#### Source
※ ※ ※
Recording - with the D* approach, new recording on the HR34 can be done on the HR34 and any other receiver, but not any other DVR. With the E* approach, recording can be set from anywhere.

There is some guesswork and opinion about how recording would work with a dual hopper setup. Some think it will automagically pick the available Hopper, others aren't so sure. Basically it appears that no official word on how it actually does work has come from E* in a dual-hopper install.

Unified lists - With D*, all the available things for viewing show in a unified list, just as with E*. But it appears that with E* the todo list will also be unified. With a single HR34 and no other HRs in the mix the effect with D* is the same. But with more HRs in the mix, then no unified todo list exists.

So far, I think both systems will meet the intended users needs. For the power user, or those with a ton of receiver needs, D* may be the better choice, but that is not a given. Depends on how you use that slew of receivers.

But from the majority of the users that are not represented here much, either one would most likely work just fine, and the decision on which service is back to which one has the programming you want, just like it is now.

there is this too. Average home today is 2.6 people with a couple TVs. The younger and more tech savvy are using lots of things to view video and not just the TV. Touchpad, cell phones and other devices are being used by this crowd much more.


----------



## inkahauts (Nov 13, 2006)

"markrogo" said:


> It has 2TB, or twice the space of an HR34. I'm unclear on the need to start reclaiming the relatively small amount of space this is using for the network broadcasts.
> 
> It will let you save your favorite series like normal and also eventually tag stuff via a smartphone/tablet app for saving as well (those features not yet implemented).


I have 2 tb esatas on my DirecTV dvrs, so it makes a huge difference to me, as I have them more than half filled usually.


----------



## inkahauts (Nov 13, 2006)

"HoTat2" said:


> As well as DIRECTV's need to sacrifice more bandwidth to implement such a feature by having to duplicate the big four network feeds for the NY and LA markets on both spot and CONUS beams as I pointed out here.
> 
> http://www.dbstalk.com/showthread.php?p=2938520#post2938520


Those big four are already on a conus transponder. That wouldn't change.


----------



## inkahauts (Nov 13, 2006)

"HoTat2" said:


> Yeah ... I suppose they could do this once "again" I guess. Because interestingly enough DIRECTV actually did this for a some time in duplicating the big four network HD local feeds for the NY and LA markets onto both CONUS and spotbeams. And no one really understood why the need for this apparent waste of bandwidth instead of simply doing what they had always done with their SD versions of transmitting them on CONUS beams for DNS service and then remapping them into the local channel range in the guide.
※ ※ ※
#### Material
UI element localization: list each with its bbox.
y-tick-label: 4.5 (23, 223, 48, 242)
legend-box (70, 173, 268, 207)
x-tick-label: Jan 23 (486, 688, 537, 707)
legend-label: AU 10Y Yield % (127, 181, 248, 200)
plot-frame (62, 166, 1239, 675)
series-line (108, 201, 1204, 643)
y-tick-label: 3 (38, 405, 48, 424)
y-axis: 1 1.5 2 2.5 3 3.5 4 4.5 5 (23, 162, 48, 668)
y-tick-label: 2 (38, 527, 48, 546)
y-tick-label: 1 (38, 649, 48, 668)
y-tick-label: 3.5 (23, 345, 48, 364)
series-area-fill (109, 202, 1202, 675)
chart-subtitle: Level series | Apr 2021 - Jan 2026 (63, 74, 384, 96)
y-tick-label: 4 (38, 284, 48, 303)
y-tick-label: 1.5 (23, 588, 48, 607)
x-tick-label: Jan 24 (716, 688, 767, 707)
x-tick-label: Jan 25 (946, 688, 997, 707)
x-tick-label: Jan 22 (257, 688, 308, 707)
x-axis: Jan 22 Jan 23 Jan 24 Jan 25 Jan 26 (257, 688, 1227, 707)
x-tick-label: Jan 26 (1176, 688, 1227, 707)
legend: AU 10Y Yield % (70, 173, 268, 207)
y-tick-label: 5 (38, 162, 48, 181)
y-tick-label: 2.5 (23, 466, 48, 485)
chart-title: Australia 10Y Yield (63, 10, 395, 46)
※ ※ ※
#### Directions
A. In the forum thread on DVRs, write out again the part that opens with the words containing "Unified lists - With" and closes with "todo list exists.", substituting "to-do list" for each "todo list".
B. Answer these from the forum thread on DVRs:
(i) How much storage does the device quoted from markrogo have?
(ii) How many people live in the average home today, according to the thread?
(iii) What size eSATA drives does inkahauts have on the DirecTV DVRs?
The records can be left aside; nothing here depends on them.

#### Responses in order
A.
Unified lists - With D*, all the available things for viewing show in a unified list, just as with E*. But it appears that with E* the to-do list will also be unified. With a single HR34 and no other HRs in the mix the effect with D* is the same. But with more HRs in the mix, then no unified to-do list exists.

B.
(i) 2TB, twice the space of an HR34.
(ii) 2.6 people.
(iii) 2 TB.